Select the lines below containing the word "title".

[A block of data]
══════════
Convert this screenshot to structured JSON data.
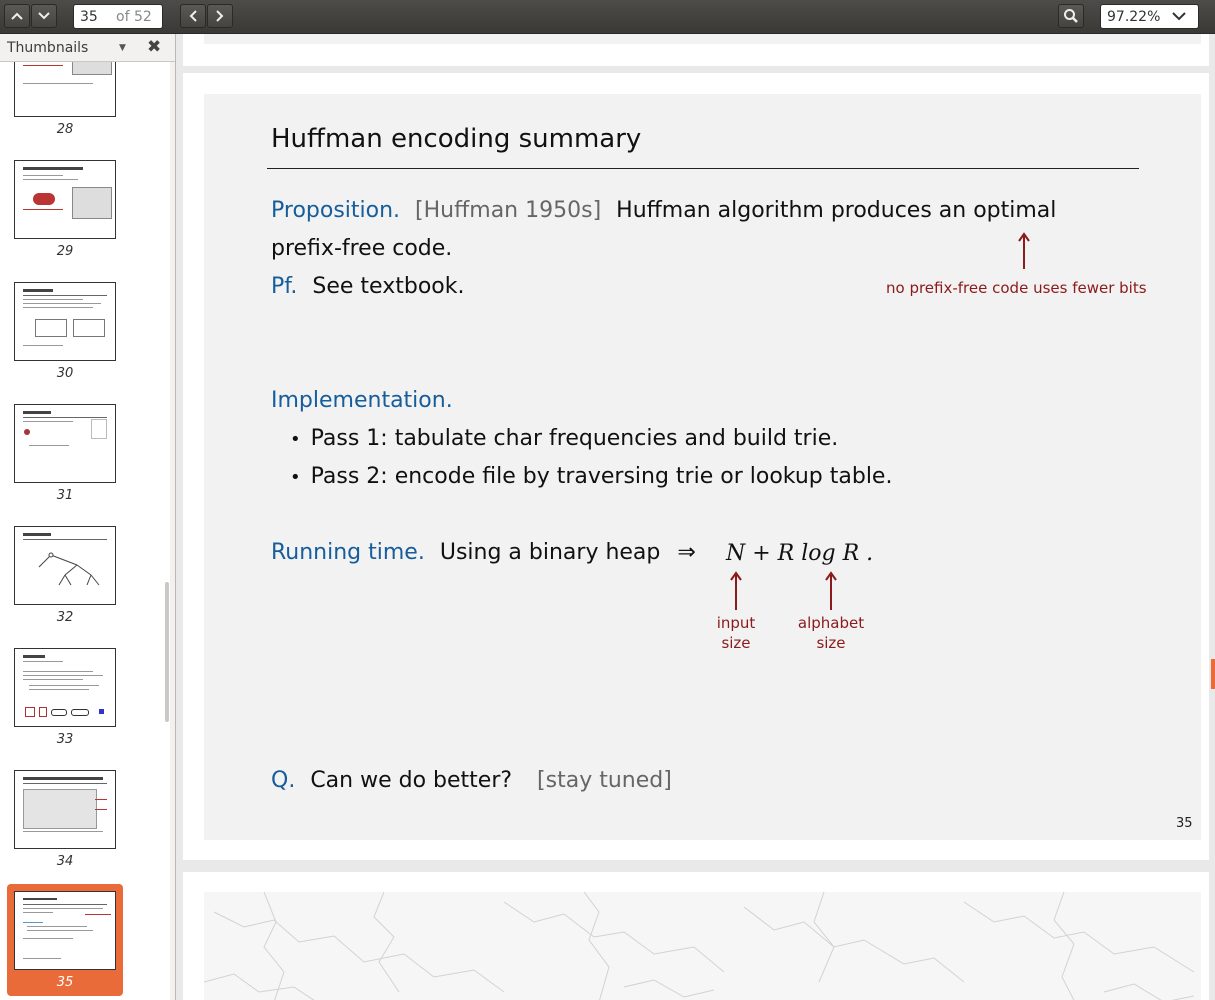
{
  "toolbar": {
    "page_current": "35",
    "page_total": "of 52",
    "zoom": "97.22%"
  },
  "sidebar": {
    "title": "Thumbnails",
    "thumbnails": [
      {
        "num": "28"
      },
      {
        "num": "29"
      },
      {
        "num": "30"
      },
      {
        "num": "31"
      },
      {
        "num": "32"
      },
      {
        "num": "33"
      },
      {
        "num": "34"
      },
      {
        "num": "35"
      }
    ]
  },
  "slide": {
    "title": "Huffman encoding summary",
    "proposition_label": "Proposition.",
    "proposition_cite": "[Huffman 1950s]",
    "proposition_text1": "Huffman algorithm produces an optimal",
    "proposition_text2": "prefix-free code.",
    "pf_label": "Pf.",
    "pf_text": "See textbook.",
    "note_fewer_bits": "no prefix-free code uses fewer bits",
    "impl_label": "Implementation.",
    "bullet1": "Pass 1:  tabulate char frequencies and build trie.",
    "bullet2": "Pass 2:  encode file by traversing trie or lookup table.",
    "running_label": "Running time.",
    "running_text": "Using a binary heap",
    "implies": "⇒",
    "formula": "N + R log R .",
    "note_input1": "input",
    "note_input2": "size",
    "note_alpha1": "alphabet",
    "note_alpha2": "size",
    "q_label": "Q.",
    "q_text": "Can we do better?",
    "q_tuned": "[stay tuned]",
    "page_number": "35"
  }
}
══════════
__Solution__
    "title": "Thumbnails",
    "title": "Huffman encoding summary",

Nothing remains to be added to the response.